Locate and copy all lines bearing the word "군사적으로".
****
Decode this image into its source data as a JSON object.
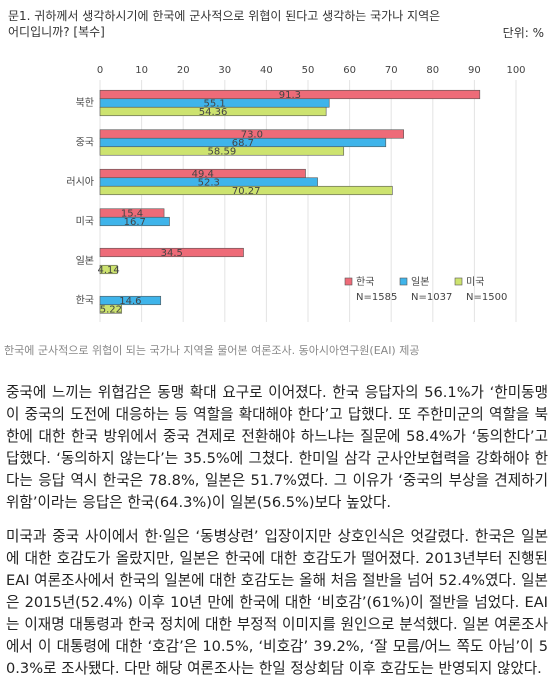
{
  "chart_data": {
    "type": "hbar-grouped",
    "title": "문1. 귀하께서 생각하시기에 한국에 군사적으로 위협이 된다고 생각하는 국가나 지역은 어디입니까? [복수]",
    "unit": "단위: %",
    "categories": [
      "북한",
      "중국",
      "러시아",
      "미국",
      "일본",
      "한국"
    ],
    "series": [
      {
        "name": "한국",
        "n": "N=1585",
        "color": "#ee6b78",
        "values": [
          91.3,
          73.0,
          49.4,
          15.4,
          34.5,
          null
        ],
        "value_labels": [
          "91.3",
          "73.0",
          "49.4",
          "15.4",
          "34.5",
          null
        ]
      },
      {
        "name": "일본",
        "n": "N=1037",
        "color": "#3fb4ea",
        "values": [
          55.1,
          68.7,
          52.3,
          16.7,
          null,
          14.6
        ],
        "value_labels": [
          "55.1",
          "68.7",
          "52.3",
          "16.7",
          null,
          "14.6"
        ]
      },
      {
        "name": "미국",
        "n": "N=1500",
        "color": "#cde36f",
        "values": [
          54.36,
          58.59,
          70.27,
          null,
          4.14,
          5.22
        ]
      }
    ],
    "xlim": [
      0,
      100
    ],
    "xticks": [
      0,
      10,
      20,
      30,
      40,
      50,
      60,
      70,
      80,
      90,
      100
    ],
    "grid": true
  },
  "caption": "한국에 군사적으로 위협이 되는 국가나 지역을 물어본 여론조사. 동아시아연구원(EAI) 제공",
  "paragraphs": [
    "중국에 느끼는 위협감은 동맹 확대 요구로 이어졌다. 한국 응답자의 56.1%가 ‘한미동맹이 중국의 도전에 대응하는 등 역할을 확대해야 한다’고 답했다. 또 주한미군의 역할을 북한에 대한 한국 방위에서 중국 견제로 전환해야 하느냐는 질문에 58.4%가 ‘동의한다’고 답했다. ‘동의하지 않는다’는 35.5%에 그쳤다. 한미일 삼각 군사안보협력을 강화해야 한다는 응답 역시 한국은 78.8%, 일본은 51.7%였다. 그 이유가 ‘중국의 부상을 견제하기 위함’이라는 응답은 한국(64.3%)이 일본(56.5%)보다 높았다.",
    "미국과 중국 사이에서 한·일은 ‘동병상련’ 입장이지만 상호인식은 엇갈렸다. 한국은 일본에 대한 호감도가 올랐지만, 일본은 한국에 대한 호감도가 떨어졌다. 2013년부터 진행된 EAI 여론조사에서 한국의 일본에 대한 호감도는 올해 처음 절반을 넘어 52.4%였다. 일본은 2015년(52.4%) 이후 10년 만에 한국에 대한 ‘비호감’(61%)이 절반을 넘었다. EAI는 이재명 대통령과 한국 정치에 대한 부정적 이미지를 원인으로 분석했다. 일본 여론조사에서 이 대통령에 대한 ‘호감’은 10.5%, ‘비호감’ 39.2%, ‘잘 모름/어느 쪽도 아님’이 50.3%로 조사됐다. 다만 해당 여론조사는 한일 정상회담 이후 호감도는 반영되지 않았다."
  ]
}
****
# CORRECT OUTPUT
    "title": "문1. 귀하께서 생각하시기에 한국에 군사적으로 위협이 된다고 생각하는 국가나 지역은 어디입니까? [복수]",
  "caption": "한국에 군사적으로 위협이 되는 국가나 지역을 물어본 여론조사. 동아시아연구원(EAI) 제공",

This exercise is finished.